→ WHAT IS EXPECTED:
Show each line that has the string "total" in it.

(Data entries)

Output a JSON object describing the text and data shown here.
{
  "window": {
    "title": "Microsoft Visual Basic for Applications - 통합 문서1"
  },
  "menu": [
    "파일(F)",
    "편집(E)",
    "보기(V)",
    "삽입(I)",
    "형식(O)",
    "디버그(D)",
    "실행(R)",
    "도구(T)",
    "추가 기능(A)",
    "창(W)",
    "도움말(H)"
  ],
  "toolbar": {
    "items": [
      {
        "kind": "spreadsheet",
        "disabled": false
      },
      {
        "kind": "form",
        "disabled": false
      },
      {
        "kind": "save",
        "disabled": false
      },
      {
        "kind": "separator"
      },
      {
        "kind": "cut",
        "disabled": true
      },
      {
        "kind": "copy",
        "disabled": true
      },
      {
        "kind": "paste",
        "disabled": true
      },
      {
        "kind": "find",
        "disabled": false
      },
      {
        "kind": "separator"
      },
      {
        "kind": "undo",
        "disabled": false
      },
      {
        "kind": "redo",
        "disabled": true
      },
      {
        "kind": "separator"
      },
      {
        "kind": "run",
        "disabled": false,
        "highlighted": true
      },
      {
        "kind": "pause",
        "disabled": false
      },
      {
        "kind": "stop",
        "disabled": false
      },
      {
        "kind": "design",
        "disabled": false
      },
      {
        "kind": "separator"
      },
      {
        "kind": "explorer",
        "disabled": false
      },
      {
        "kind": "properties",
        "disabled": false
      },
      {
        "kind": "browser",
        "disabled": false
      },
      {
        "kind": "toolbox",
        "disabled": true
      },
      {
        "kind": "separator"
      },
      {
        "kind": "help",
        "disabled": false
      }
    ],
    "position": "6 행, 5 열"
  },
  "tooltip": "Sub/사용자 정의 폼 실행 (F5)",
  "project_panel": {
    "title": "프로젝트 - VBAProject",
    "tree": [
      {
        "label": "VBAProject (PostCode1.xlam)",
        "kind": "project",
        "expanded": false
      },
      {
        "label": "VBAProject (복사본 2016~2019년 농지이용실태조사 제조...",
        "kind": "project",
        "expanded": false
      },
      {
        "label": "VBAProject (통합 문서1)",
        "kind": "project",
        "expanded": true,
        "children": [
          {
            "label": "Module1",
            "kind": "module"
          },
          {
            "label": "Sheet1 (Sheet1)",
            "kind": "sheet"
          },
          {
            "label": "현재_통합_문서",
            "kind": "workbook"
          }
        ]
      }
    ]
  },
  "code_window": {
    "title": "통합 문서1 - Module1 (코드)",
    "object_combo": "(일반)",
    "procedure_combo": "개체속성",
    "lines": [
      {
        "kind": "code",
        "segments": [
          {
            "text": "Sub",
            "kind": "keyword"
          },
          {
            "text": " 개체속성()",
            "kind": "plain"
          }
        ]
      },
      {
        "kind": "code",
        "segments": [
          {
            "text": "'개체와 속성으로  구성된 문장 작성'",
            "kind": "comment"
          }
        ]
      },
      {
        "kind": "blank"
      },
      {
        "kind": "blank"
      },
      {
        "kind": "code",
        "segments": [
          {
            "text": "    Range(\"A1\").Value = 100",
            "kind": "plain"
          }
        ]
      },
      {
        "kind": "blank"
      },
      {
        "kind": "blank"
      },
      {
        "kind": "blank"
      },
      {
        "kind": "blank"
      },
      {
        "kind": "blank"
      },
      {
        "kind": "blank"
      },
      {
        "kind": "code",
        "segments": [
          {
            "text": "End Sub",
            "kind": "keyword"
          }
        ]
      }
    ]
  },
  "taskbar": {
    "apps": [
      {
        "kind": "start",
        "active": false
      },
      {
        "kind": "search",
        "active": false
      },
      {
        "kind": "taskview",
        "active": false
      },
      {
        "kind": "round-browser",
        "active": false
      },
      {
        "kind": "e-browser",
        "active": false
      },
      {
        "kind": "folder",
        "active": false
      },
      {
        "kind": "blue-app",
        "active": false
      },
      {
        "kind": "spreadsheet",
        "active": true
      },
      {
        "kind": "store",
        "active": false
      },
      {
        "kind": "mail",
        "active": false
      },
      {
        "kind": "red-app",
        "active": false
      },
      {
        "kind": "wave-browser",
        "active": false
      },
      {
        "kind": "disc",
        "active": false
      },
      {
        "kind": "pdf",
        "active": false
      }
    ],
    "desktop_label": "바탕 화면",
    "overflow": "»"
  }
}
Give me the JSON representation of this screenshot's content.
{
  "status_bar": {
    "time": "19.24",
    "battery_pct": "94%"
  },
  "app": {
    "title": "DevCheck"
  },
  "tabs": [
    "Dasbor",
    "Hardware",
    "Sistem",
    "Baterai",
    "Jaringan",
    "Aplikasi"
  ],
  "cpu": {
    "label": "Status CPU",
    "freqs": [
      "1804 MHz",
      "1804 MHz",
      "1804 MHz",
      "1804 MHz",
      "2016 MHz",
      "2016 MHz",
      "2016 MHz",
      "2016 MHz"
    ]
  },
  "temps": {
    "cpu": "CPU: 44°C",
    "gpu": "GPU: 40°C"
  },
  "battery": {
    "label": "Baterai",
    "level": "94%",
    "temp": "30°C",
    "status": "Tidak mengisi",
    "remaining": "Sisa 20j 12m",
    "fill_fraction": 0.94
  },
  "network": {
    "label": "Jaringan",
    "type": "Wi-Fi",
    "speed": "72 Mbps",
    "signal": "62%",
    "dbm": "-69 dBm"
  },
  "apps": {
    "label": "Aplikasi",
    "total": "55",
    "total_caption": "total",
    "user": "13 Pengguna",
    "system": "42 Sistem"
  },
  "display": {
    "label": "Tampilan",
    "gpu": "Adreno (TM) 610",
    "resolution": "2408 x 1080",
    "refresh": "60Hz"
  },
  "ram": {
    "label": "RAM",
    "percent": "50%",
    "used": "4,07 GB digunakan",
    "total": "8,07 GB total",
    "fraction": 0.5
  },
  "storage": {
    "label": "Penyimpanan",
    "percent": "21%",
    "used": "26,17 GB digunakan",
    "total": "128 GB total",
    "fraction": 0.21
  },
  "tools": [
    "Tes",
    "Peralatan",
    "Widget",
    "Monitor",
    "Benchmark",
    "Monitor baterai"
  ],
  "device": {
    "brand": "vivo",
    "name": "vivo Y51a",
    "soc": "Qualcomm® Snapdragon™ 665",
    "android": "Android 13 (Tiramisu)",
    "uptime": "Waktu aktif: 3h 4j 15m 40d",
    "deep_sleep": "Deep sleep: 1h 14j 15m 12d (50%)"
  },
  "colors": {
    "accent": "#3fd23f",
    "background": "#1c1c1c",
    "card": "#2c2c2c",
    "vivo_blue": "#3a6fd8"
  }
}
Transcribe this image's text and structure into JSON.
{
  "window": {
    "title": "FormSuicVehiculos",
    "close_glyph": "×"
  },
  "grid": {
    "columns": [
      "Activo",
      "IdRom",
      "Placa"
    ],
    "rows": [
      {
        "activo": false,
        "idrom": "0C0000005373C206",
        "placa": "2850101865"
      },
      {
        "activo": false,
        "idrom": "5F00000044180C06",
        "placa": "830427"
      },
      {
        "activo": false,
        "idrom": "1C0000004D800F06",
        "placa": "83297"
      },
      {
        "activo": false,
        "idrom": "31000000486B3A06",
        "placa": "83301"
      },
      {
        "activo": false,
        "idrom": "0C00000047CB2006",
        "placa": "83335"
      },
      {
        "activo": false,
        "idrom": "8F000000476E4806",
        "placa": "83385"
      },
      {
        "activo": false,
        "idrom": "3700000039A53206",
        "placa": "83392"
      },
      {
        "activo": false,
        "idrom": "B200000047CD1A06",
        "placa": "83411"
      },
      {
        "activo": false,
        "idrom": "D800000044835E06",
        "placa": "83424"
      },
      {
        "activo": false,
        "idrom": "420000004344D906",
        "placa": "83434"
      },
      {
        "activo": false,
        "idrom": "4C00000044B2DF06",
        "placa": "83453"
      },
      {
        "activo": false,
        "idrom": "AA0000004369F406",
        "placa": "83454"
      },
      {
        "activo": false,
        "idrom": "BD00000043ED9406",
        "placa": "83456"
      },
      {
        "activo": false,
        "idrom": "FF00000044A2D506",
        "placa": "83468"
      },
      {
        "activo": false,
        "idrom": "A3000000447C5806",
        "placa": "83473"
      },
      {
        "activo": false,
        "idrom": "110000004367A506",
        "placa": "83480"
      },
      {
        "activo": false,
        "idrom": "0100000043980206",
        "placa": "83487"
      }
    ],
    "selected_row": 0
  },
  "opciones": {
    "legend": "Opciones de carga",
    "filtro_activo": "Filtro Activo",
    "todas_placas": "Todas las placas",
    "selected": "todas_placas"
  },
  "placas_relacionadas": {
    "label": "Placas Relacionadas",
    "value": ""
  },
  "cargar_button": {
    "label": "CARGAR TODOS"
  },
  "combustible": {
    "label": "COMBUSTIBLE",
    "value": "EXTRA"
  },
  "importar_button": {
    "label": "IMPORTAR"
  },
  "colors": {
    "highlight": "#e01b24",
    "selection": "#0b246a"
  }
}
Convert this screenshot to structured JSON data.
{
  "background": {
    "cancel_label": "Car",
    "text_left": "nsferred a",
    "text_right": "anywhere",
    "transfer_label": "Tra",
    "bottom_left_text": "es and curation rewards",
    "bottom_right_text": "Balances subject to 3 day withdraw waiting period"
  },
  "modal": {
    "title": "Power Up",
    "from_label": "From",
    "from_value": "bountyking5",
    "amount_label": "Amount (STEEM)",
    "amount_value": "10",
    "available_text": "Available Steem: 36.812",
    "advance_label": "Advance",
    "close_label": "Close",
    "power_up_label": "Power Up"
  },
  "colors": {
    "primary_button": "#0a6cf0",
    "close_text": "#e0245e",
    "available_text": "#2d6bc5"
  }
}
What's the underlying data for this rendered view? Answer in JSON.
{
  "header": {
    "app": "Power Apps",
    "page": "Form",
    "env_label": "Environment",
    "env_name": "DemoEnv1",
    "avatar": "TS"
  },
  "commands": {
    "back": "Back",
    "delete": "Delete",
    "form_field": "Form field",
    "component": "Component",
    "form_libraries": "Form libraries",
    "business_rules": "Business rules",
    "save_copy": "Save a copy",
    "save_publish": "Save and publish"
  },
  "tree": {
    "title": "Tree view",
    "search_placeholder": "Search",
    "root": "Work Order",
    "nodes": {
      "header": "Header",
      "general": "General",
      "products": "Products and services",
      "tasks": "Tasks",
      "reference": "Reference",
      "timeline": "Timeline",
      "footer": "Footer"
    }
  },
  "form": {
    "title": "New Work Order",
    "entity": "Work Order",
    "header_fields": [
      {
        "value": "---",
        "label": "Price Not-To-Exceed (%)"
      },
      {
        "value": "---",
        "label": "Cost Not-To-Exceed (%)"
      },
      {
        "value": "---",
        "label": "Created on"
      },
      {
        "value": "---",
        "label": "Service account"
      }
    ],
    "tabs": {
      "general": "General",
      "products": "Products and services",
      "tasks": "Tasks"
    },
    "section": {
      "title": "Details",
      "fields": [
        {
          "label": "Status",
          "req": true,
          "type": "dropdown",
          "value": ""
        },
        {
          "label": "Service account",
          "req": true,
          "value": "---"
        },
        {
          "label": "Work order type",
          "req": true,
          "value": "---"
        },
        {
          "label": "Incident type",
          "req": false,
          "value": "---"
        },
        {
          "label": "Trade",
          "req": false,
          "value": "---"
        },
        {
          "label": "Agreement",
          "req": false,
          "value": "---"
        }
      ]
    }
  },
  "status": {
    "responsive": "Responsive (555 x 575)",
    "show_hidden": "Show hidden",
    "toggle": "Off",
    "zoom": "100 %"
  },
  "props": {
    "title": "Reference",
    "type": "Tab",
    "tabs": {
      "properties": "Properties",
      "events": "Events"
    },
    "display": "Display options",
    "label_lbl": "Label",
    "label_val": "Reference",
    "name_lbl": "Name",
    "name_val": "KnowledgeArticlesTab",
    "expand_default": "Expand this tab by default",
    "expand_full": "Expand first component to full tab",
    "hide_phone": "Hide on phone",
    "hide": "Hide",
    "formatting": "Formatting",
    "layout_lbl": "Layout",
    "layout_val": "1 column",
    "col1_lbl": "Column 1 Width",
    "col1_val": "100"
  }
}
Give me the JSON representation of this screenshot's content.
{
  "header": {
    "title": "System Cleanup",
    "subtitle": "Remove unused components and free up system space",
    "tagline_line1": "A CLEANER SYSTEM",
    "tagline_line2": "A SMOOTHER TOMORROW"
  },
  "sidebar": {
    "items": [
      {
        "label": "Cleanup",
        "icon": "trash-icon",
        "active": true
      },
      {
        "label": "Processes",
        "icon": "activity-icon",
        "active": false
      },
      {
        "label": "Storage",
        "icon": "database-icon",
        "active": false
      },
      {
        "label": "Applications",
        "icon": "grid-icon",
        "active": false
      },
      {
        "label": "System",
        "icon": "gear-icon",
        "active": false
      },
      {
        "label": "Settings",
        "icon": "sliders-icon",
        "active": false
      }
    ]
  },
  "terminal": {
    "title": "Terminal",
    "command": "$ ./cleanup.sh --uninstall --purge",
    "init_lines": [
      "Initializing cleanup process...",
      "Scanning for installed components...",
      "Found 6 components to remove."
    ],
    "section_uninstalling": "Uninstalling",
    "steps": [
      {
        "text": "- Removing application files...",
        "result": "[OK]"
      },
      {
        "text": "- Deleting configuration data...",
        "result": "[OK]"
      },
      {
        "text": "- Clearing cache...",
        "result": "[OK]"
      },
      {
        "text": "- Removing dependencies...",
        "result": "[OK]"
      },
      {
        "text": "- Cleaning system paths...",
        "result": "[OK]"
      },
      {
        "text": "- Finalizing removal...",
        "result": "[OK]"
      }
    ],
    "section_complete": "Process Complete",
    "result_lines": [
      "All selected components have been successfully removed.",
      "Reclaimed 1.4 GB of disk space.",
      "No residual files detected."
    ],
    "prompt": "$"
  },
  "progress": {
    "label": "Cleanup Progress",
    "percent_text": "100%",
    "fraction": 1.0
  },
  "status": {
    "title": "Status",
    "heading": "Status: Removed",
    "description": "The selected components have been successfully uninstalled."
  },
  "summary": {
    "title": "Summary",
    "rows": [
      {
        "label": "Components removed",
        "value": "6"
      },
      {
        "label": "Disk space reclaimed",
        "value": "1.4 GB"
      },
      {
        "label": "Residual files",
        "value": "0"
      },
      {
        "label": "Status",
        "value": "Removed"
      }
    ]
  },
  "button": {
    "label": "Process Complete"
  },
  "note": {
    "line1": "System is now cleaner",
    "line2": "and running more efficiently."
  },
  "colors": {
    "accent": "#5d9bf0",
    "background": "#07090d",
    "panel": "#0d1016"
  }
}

→ SOLUTION TO THE EXERCISE:
    "total": "55",
    "total_caption": "total",
    "total": "8,07 GB total",
    "total": "128 GB total",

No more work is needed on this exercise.